───── Extrait choisi
En réalité, l’objectif premier de ce revenu minimum est de «distribuer les profits du capital » (dixit Stanilas Jourdan, promoteur de l’idée en France). C’est donc de cela qu’il s’agit : permettre à tous de s’intégrer dans le système capitaliste afin que tous puissent accéder à la société de consommation, ce paradis terrestre. Car forcément, des revenus supplémentaires représentent avant tout une masse de pouvoir d’achat à se partager pour les entreprises (en priorité, celles qui disposent d’une force de frappe commerciale et publicitaire conséquente). Quoi de mieux pour relancer la sainte croissance ? Objection de taille à laquelle ne répondent pas les promoteurs du revenu minimum : une hausse de la masse monétaire en circulation risque d’entrainer une hausse des prix. Là encore, seules seront gagnantes les grandes entreprises du Capital. Sans parler des conséquences écologiques. Le toujours plus répond au dogme de l’accumulation illimitée de Capital et de sa croissance illimitée. Or, pour reprendre Serge Latouche, une croissance illimitée dans un monde aux ressources limitées est mathématiquement impossible, et cela, un enfant de cinq ans le comprend, contrairement aux énarques.
──────────
* **Tâche à réaliser**: Selon l'extrait choisi, que risque d'entraîner une hausse de la masse monétaire en circulation ?
───── Extrait de données
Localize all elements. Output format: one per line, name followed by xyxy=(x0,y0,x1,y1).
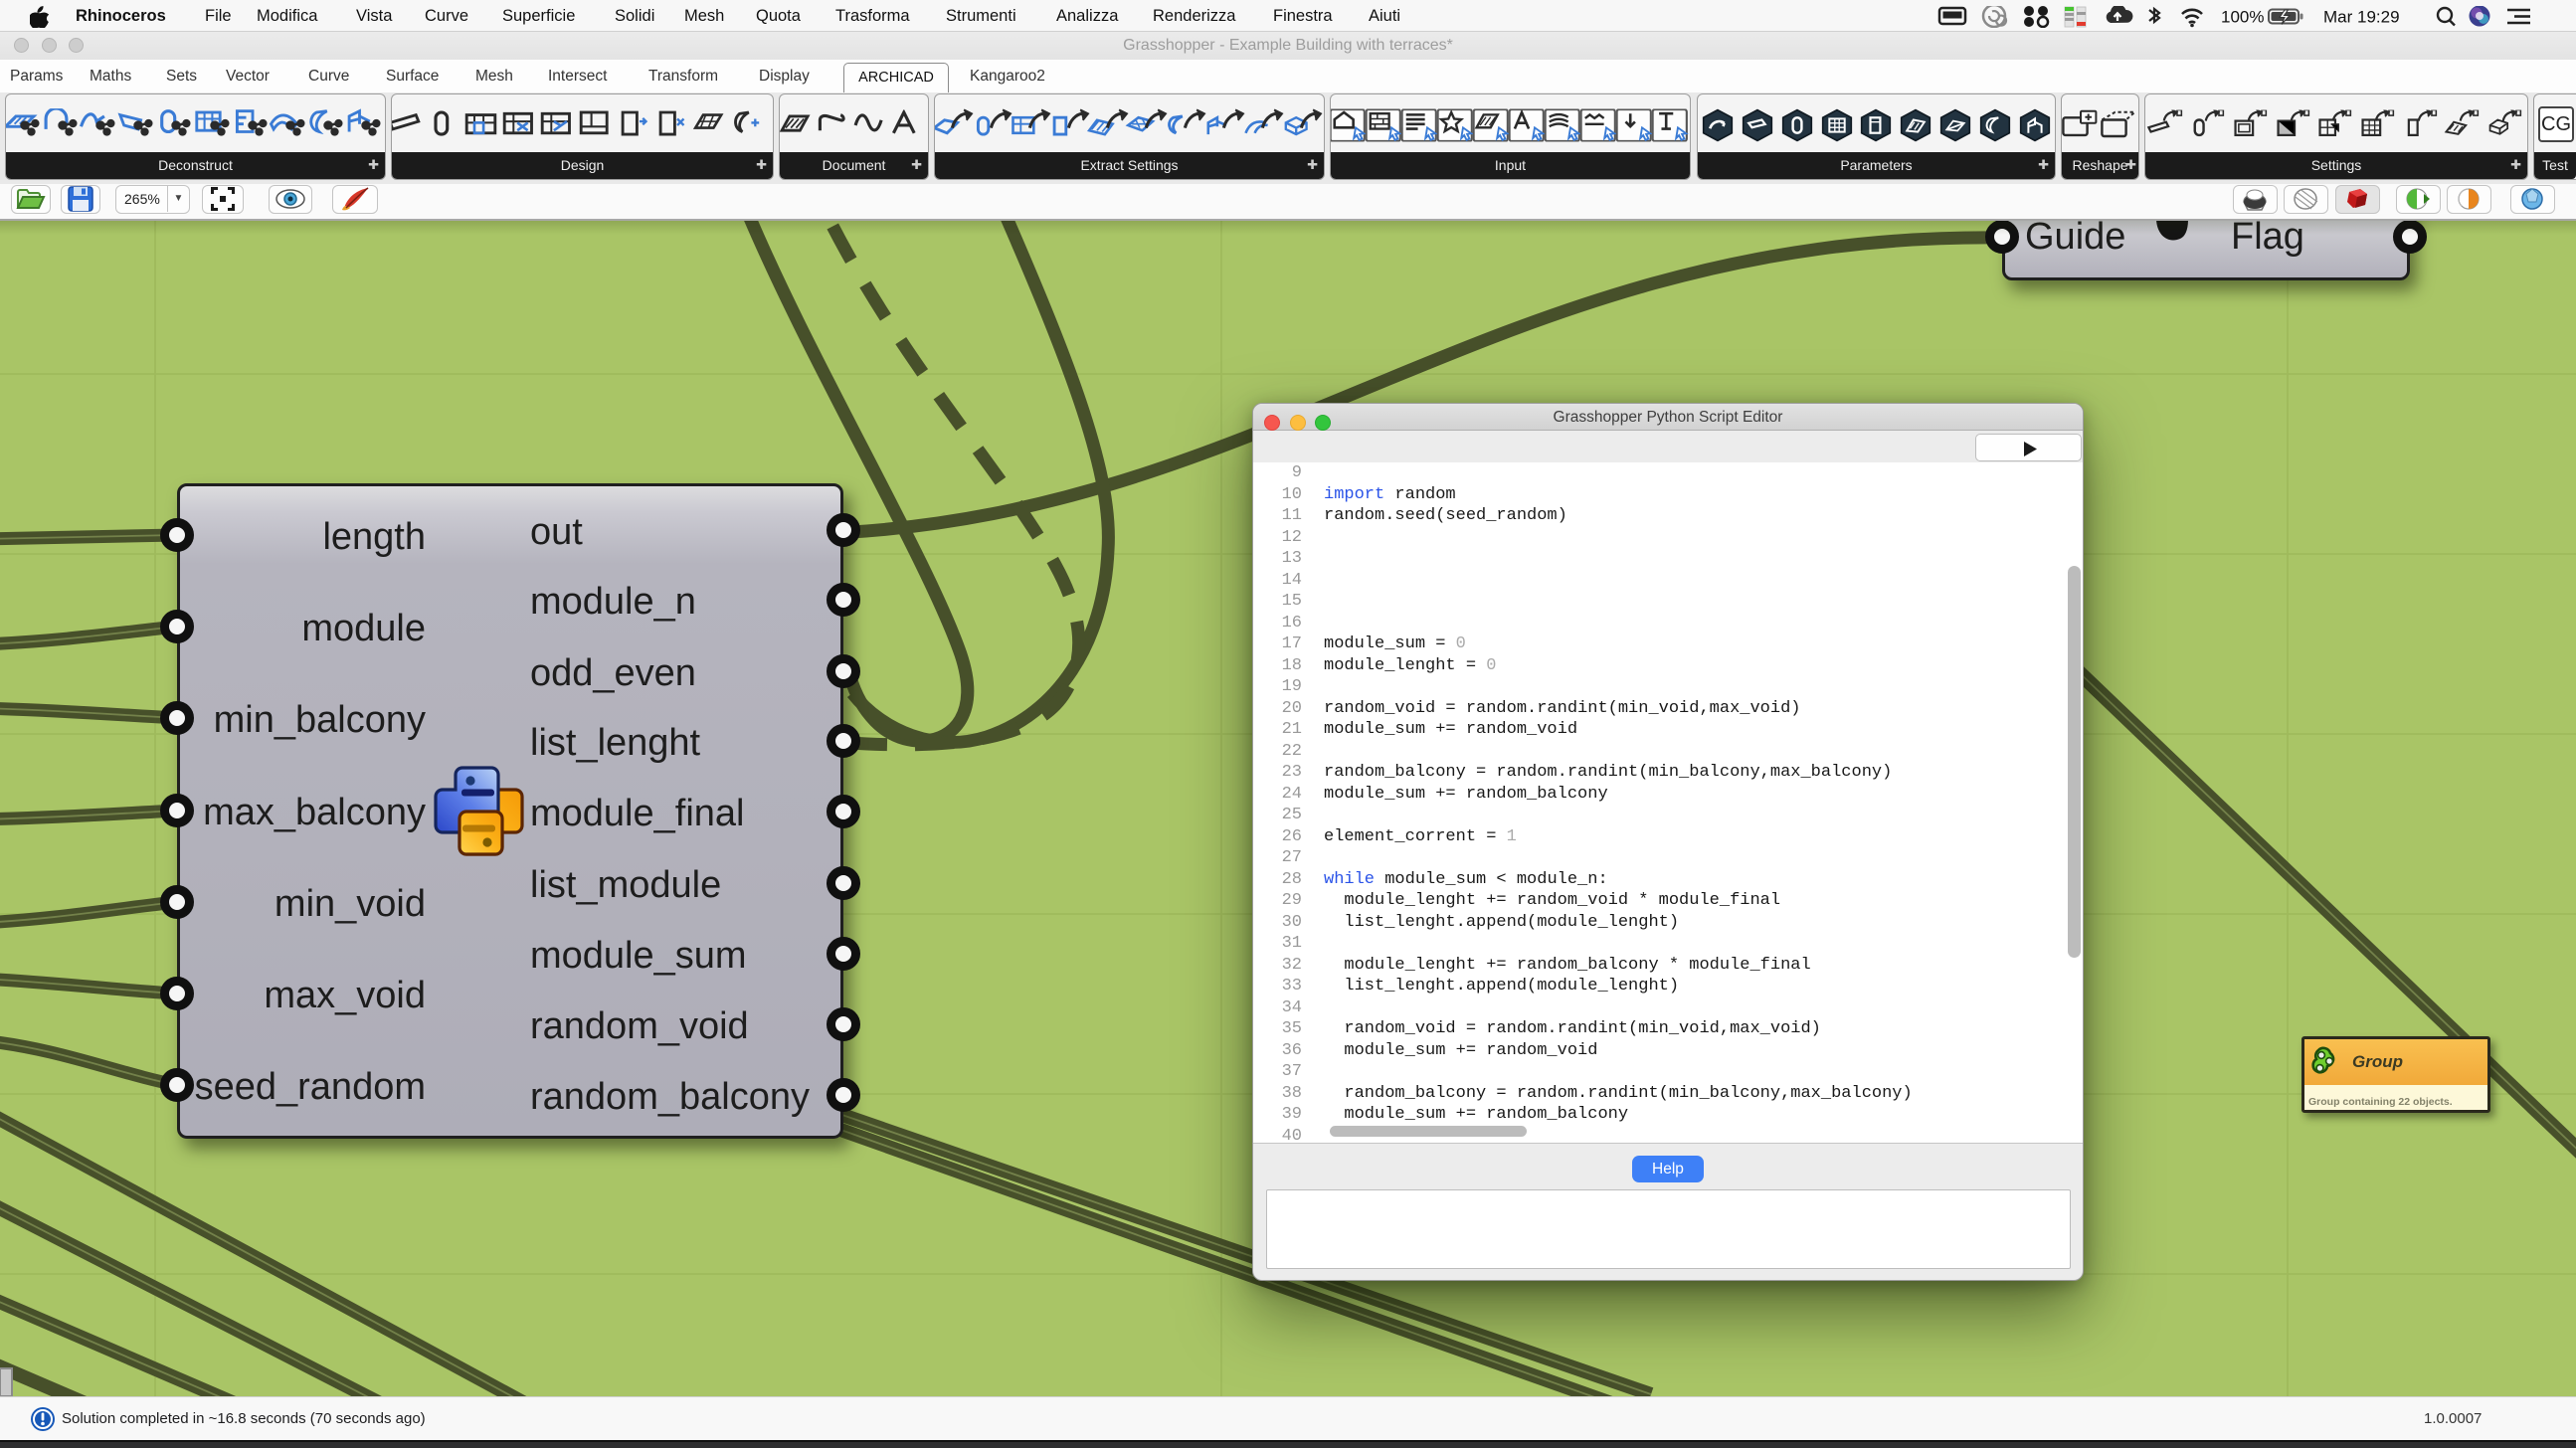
svg-text:Mar 19:29: Mar 19:29 xyxy=(2323,8,2400,27)
svg-text:100%: 100% xyxy=(2221,8,2264,27)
──────────
* **Réponse finale**: Une hausse des prix.